#### [Instruction]
Count the lines below that contain the word "document". Give only the number.

#### [Stored records]
***

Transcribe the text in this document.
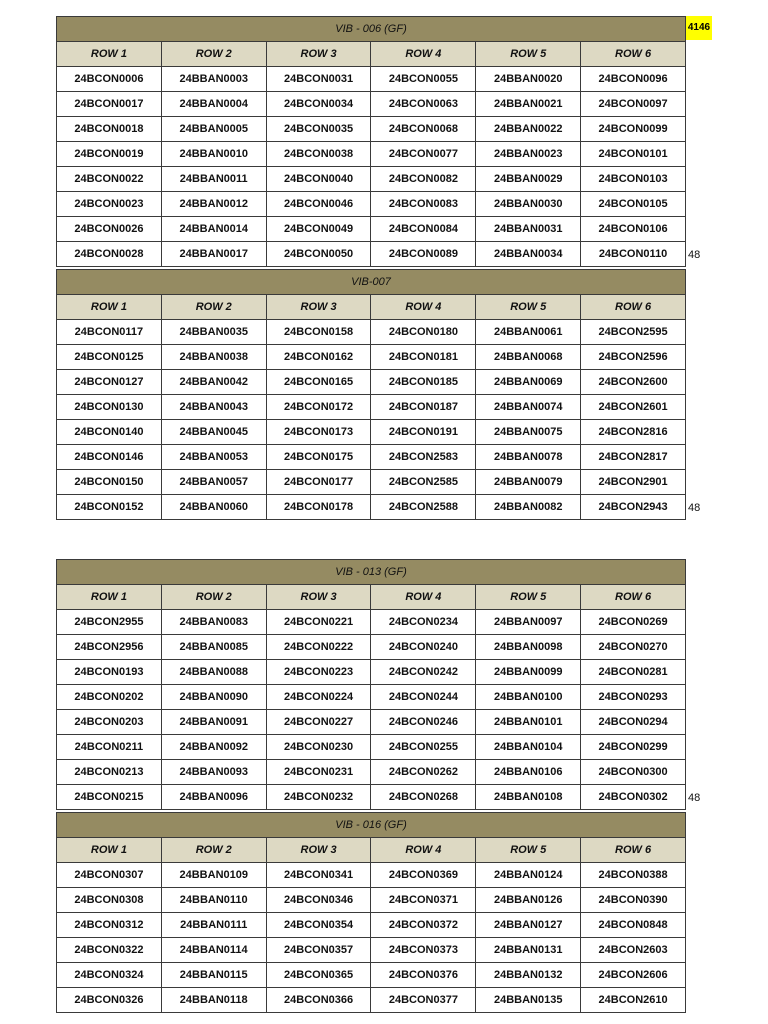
4146
VIB - 006 (GF)					
ROW 1	ROW 2	ROW 3	ROW 4	ROW 5	ROW 6
24BCON0006	24BBAN0003	24BCON0031	24BCON0055	24BBAN0020	24BCON0096
24BCON0017	24BBAN0004	24BCON0034	24BCON0063	24BBAN0021	24BCON0097
24BCON0018	24BBAN0005	24BCON0035	24BCON0068	24BBAN0022	24BCON0099
24BCON0019	24BBAN0010	24BCON0038	24BCON0077	24BBAN0023	24BCON0101
24BCON0022	24BBAN0011	24BCON0040	24BCON0082	24BBAN0029	24BCON0103
24BCON0023	24BBAN0012	24BCON0046	24BCON0083	24BBAN0030	24BCON0105
24BCON0026	24BBAN0014	24BCON0049	24BCON0084	24BBAN0031	24BCON0106
24BCON0028	24BBAN0017	24BCON0050	24BCON0089	24BBAN0034	24BCON0110 48
VIB-007					
ROW 1	ROW 2	ROW 3	ROW 4	ROW 5	ROW 6
24BCON0117	24BBAN0035	24BCON0158	24BCON0180	24BBAN0061	24BCON2595
24BCON0125	24BBAN0038	24BCON0162	24BCON0181	24BBAN0068	24BCON2596
24BCON0127	24BBAN0042	24BCON0165	24BCON0185	24BBAN0069	24BCON2600
24BCON0130	24BBAN0043	24BCON0172	24BCON0187	24BBAN0074	24BCON2601
24BCON0140	24BBAN0045	24BCON0173	24BCON0191	24BBAN0075	24BCON2816
24BCON0146	24BBAN0053	24BCON0175	24BCON2583	24BBAN0078	24BCON2817
24BCON0150	24BBAN0057	24BCON0177	24BCON2585	24BBAN0079	24BCON2901
24BCON0152	24BBAN0060	24BCON0178	24BCON2588	24BBAN0082	24BCON2943 48
VIB - 013 (GF)					
ROW 1	ROW 2	ROW 3	ROW 4	ROW 5	ROW 6
24BCON2955	24BBAN0083	24BCON0221	24BCON0234	24BBAN0097	24BCON0269
24BCON2956	24BBAN0085	24BCON0222	24BCON0240	24BBAN0098	24BCON0270
24BCON0193	24BBAN0088	24BCON0223	24BCON0242	24BBAN0099	24BCON0281
24BCON0202	24BBAN0090	24BCON0224	24BCON0244	24BBAN0100	24BCON0293
24BCON0203	24BBAN0091	24BCON0227	24BCON0246	24BBAN0101	24BCON0294
24BCON0211	24BBAN0092	24BCON0230	24BCON0255	24BBAN0104	24BCON0299
24BCON0213	24BBAN0093	24BCON0231	24BCON0262	24BBAN0106	24BCON0300
24BCON0215	24BBAN0096	24BCON0232	24BCON0268	24BBAN0108	24BCON0302 48
VIB - 016 (GF)					
ROW 1	ROW 2	ROW 3	ROW 4	ROW 5	ROW 6
24BCON0307	24BBAN0109	24BCON0341	24BCON0369	24BBAN0124	24BCON0388
24BCON0308	24BBAN0110	24BCON0346	24BCON0371	24BBAN0126	24BCON0390
24BCON0312	24BBAN0111	24BCON0354	24BCON0372	24BBAN0127	24BCON0848
24BCON0322	24BBAN0114	24BCON0357	24BCON0373	24BBAN0131	24BCON2603
24BCON0324	24BBAN0115	24BCON0365	24BCON0376	24BBAN0132	24BCON2606
24BCON0326	24BBAN0118	24BCON0366	24BCON0377	24BBAN0135	24BCON2610
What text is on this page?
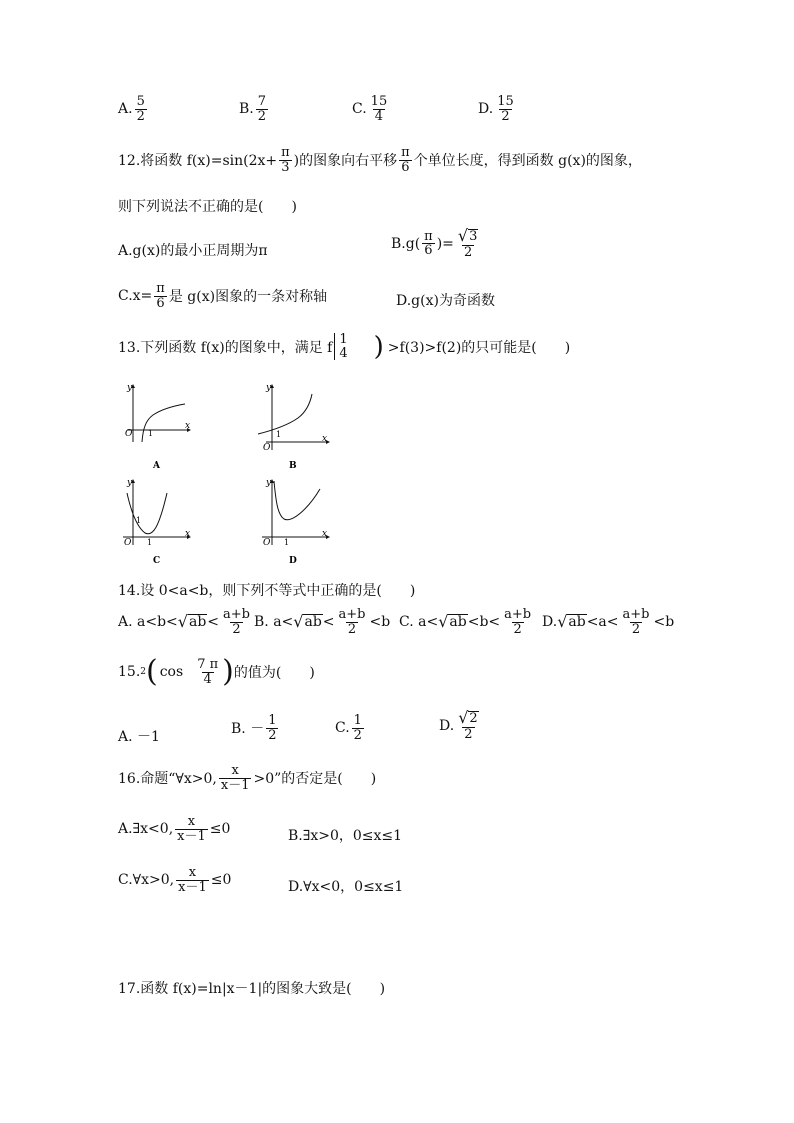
A. $\frac{5}{2}$	B. $\frac{7}{2}$	C. $\frac{15}{4}$	D. $\frac{15}{2}$
12.将函数 $f(x)=\sin(2x+ \frac{\pi}{3}$ )的图象向右平移 $\frac{\pi}{6}$ 个单位长度，得到函数 g(x)的图象，
则下列说法不正确的是(　　)
A.g(x)的最小正周期为π	$B.g( \frac{\pi}{6}$ )= $\frac{√ 3}{2}$
$C.x= \frac{\pi}{6}$ 是 g(x)图象的一条对称轴	D.g(x)为奇函数
13.下列函数 f(x)的图象中，满足 f
1
4 ) >f(3)>f(2)的只可能是(　　)
y
x
O 1
A
y
x
O
1
B
y
x
O
1
1
C
y
x
O 1
D
14.设 0<a<b，则下列不等式中正确的是(　　)
A. a<b< √ ab < $\frac{a+b}{2} B$. a< √ ab < $\frac{a+b}{2} <b$ C. a< √ ab $<b< \frac{a+b}{2} D$. √ ab $<a< \frac{a+b}{2} <b$
15. 2 ( $\cos \frac{7 \pi}{4}$ ) 的值为(　　)
A. －1	B. － $\frac{1}{2}$	C. $\frac{1}{2}$	D. $\frac{√ 2}{2}$
16.命题“∀x>0, $\frac{x}{x-1} >0$”的否定是(　　)
A.∃x<0, $\frac{x}{x-1} \le 0$	B.∃x>0，0≤x≤1
C.∀x>0, $\frac{x}{x-1} \le 0$	D.∀x<0，0≤x≤1
17.函数 f(x)=ln|x－1|的图象大致是(　　)
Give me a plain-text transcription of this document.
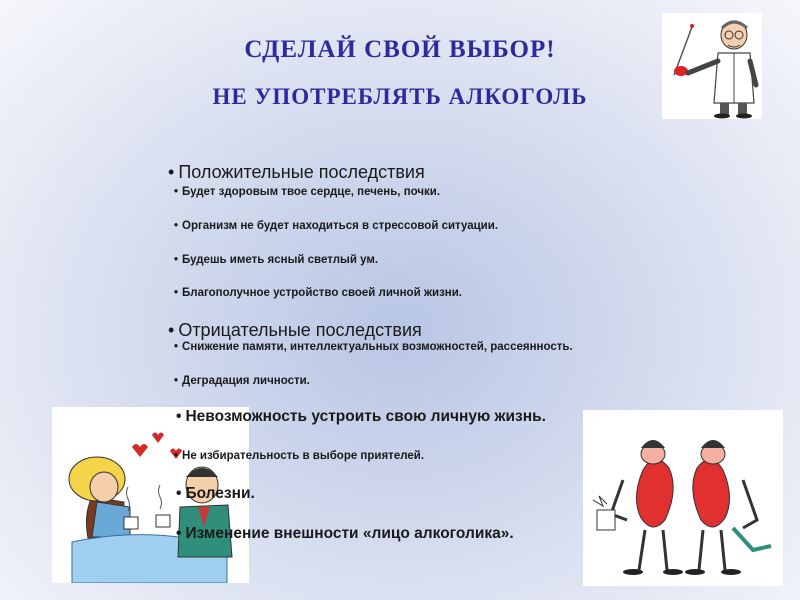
СДЕЛАЙ СВОЙ ВЫБОР!
НЕ УПОТРЕБЛЯТЬ АЛКОГОЛЬ
• Положительные последствия
• Будет здоровым твое сердце, печень, почки.
• Организм не будет находиться в стрессовой ситуации.
• Будешь иметь ясный светлый ум.
• Благополучное устройство своей личной жизни.
• Отрицательные последствия
• Снижение памяти, интеллектуальных возможностей, рассеянность.
• Деградация личности.
• Невозможность устроить свою личную жизнь.
• Не избирательность в выборе приятелей.
• Болезни.
• Изменение внешности «лицо алкоголика».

***

#### [Result of the task]
2